Reproduce all entries precisely as they are written.

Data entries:
•••
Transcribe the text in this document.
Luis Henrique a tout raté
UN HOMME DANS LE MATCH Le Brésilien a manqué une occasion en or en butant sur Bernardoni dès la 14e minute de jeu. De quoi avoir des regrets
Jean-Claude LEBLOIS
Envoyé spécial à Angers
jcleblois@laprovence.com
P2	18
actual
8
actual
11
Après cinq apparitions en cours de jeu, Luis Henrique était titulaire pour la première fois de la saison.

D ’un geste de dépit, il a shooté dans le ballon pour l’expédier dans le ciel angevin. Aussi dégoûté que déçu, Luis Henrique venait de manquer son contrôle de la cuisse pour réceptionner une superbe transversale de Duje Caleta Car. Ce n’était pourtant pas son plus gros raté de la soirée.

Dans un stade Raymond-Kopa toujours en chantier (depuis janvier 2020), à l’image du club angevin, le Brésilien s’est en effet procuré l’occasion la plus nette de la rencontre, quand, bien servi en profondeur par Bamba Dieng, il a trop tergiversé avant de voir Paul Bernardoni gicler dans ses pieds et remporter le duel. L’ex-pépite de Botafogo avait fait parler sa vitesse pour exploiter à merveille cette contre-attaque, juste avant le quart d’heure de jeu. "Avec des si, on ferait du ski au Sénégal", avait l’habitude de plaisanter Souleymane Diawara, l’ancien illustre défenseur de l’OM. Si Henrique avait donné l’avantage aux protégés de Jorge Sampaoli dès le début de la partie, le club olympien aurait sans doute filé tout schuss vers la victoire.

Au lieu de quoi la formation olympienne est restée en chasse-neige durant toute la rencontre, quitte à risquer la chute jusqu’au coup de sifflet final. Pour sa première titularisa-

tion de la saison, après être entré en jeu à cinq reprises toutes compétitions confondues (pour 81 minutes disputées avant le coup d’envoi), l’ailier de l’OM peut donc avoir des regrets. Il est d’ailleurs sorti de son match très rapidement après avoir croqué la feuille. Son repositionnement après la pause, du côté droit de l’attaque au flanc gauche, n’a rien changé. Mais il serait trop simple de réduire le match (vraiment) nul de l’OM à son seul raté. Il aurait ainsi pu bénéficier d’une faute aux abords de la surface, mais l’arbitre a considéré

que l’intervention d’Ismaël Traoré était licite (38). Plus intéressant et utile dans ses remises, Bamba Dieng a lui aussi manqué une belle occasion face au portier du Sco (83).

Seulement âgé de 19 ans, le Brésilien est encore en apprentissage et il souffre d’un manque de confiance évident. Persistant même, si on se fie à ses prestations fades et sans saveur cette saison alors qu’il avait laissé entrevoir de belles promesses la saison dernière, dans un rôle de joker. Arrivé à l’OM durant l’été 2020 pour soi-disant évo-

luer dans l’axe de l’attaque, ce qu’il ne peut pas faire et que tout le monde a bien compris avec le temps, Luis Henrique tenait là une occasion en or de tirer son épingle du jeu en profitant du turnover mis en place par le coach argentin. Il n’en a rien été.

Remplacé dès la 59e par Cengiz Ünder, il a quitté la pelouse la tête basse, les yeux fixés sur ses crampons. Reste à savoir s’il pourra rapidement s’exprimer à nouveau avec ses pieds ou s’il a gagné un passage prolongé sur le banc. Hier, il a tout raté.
•••
Output of the exercise —
Transcribe the text in this document.
Luis Henrique a tout raté
UN HOMME DANS LE MATCH Le Brésilien a manqué une occasion en or en butant sur Bernardoni dès la 14e minute de jeu. De quoi avoir des regrets
Jean-Claude LEBLOIS
Envoyé spécial à Angers
jcleblois@laprovence.com
P2	18
actual
8
actual
11
Après cinq apparitions en cours de jeu, Luis Henrique était titulaire pour la première fois de la saison.

D ’un geste de dépit, il a shooté dans le ballon pour l’expédier dans le ciel angevin. Aussi dégoûté que déçu, Luis Henrique venait de manquer son contrôle de la cuisse pour réceptionner une superbe transversale de Duje Caleta Car. Ce n’était pourtant pas son plus gros raté de la soirée.

Dans un stade Raymond-Kopa toujours en chantier (depuis janvier 2020), à l’image du club angevin, le Brésilien s’est en effet procuré l’occasion la plus nette de la rencontre, quand, bien servi en profondeur par Bamba Dieng, il a trop tergiversé avant de voir Paul Bernardoni gicler dans ses pieds et remporter le duel. L’ex-pépite de Botafogo avait fait parler sa vitesse pour exploiter à merveille cette contre-attaque, juste avant le quart d’heure de jeu. "Avec des si, on ferait du ski au Sénégal", avait l’habitude de plaisanter Souleymane Diawara, l’ancien illustre défenseur de l’OM. Si Henrique avait donné l’avantage aux protégés de Jorge Sampaoli dès le début de la partie, le club olympien aurait sans doute filé tout schuss vers la victoire.

Au lieu de quoi la formation olympienne est restée en chasse-neige durant toute la rencontre, quitte à risquer la chute jusqu’au coup de sifflet final. Pour sa première titularisa-

tion de la saison, après être entré en jeu à cinq reprises toutes compétitions confondues (pour 81 minutes disputées avant le coup d’envoi), l’ailier de l’OM peut donc avoir des regrets. Il est d’ailleurs sorti de son match très rapidement après avoir croqué la feuille. Son repositionnement après la pause, du côté droit de l’attaque au flanc gauche, n’a rien changé. Mais il serait trop simple de réduire le match (vraiment) nul de l’OM à son seul raté. Il aurait ainsi pu bénéficier d’une faute aux abords de la surface, mais l’arbitre a considéré

que l’intervention d’Ismaël Traoré était licite (38). Plus intéressant et utile dans ses remises, Bamba Dieng a lui aussi manqué une belle occasion face au portier du Sco (83).

Seulement âgé de 19 ans, le Brésilien est encore en apprentissage et il souffre d’un manque de confiance évident. Persistant même, si on se fie à ses prestations fades et sans saveur cette saison alors qu’il avait laissé entrevoir de belles promesses la saison dernière, dans un rôle de joker. Arrivé à l’OM durant l’été 2020 pour soi-disant évo-

luer dans l’axe de l’attaque, ce qu’il ne peut pas faire et que tout le monde a bien compris avec le temps, Luis Henrique tenait là une occasion en or de tirer son épingle du jeu en profitant du turnover mis en place par le coach argentin. Il n’en a rien été.

Remplacé dès la 59e par Cengiz Ünder, il a quitté la pelouse la tête basse, les yeux fixés sur ses crampons. Reste à savoir s’il pourra rapidement s’exprimer à nouveau avec ses pieds ou s’il a gagné un passage prolongé sur le banc. Hier, il a tout raté.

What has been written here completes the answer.